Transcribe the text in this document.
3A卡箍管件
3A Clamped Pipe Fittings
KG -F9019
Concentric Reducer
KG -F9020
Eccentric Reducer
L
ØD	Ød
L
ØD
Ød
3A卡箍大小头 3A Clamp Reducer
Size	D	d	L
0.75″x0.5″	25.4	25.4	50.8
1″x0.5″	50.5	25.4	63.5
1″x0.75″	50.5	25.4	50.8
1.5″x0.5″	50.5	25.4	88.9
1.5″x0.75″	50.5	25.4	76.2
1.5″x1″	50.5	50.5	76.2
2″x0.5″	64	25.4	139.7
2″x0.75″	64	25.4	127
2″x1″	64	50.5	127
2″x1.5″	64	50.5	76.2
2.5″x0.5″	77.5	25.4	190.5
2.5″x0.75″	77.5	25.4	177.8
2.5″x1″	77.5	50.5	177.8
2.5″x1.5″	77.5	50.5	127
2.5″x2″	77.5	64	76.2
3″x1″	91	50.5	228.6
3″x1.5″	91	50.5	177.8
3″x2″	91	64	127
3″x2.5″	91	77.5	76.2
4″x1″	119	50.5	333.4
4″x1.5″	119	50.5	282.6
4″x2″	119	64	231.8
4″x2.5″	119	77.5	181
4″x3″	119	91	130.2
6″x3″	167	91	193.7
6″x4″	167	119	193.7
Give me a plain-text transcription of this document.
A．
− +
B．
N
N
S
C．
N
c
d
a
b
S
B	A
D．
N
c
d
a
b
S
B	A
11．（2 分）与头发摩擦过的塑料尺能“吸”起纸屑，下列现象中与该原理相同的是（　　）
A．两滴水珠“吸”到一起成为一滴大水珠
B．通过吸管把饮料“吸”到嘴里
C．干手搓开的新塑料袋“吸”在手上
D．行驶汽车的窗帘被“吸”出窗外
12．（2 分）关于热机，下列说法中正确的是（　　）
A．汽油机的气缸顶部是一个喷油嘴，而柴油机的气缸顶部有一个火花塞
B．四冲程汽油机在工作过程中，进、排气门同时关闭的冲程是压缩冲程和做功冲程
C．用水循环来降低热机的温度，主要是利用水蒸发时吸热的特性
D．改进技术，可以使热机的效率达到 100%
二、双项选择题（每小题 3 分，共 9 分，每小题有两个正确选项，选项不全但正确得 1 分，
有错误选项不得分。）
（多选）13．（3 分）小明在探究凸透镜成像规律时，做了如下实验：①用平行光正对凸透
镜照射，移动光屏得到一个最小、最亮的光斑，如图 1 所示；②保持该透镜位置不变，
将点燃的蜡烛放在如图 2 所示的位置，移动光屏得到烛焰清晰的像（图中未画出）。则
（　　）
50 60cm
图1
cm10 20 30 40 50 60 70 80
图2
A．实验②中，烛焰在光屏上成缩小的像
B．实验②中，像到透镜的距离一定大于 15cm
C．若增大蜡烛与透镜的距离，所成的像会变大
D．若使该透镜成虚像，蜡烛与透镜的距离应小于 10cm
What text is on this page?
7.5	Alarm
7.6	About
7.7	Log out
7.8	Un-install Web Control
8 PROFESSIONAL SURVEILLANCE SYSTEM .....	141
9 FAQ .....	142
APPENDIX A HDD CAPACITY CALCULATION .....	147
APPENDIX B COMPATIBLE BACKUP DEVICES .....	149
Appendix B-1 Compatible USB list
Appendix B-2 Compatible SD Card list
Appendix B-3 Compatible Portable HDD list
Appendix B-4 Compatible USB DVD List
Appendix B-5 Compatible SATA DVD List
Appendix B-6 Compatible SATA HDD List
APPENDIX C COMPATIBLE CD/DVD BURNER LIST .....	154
--------
▶ _WORK REQUIRED_: Exactly reproduce the lines from the one containing "What text is on this page?" through the end of the records, and only those lines.

▶ _ANSWER TO THIS PROBLEM_:
What text is on this page?
7.5	Alarm
7.6	About
7.7	Log out
7.8	Un-install Web Control
8 PROFESSIONAL SURVEILLANCE SYSTEM .....	141
9 FAQ .....	142
APPENDIX A HDD CAPACITY CALCULATION .....	147
APPENDIX B COMPATIBLE BACKUP DEVICES .....	149
Appendix B-1 Compatible USB list
Appendix B-2 Compatible SD Card list
Appendix B-3 Compatible Portable HDD list
Appendix B-4 Compatible USB DVD List
Appendix B-5 Compatible SATA DVD List
Appendix B-6 Compatible SATA HDD List
APPENDIX C COMPATIBLE CD/DVD BURNER LIST .....	154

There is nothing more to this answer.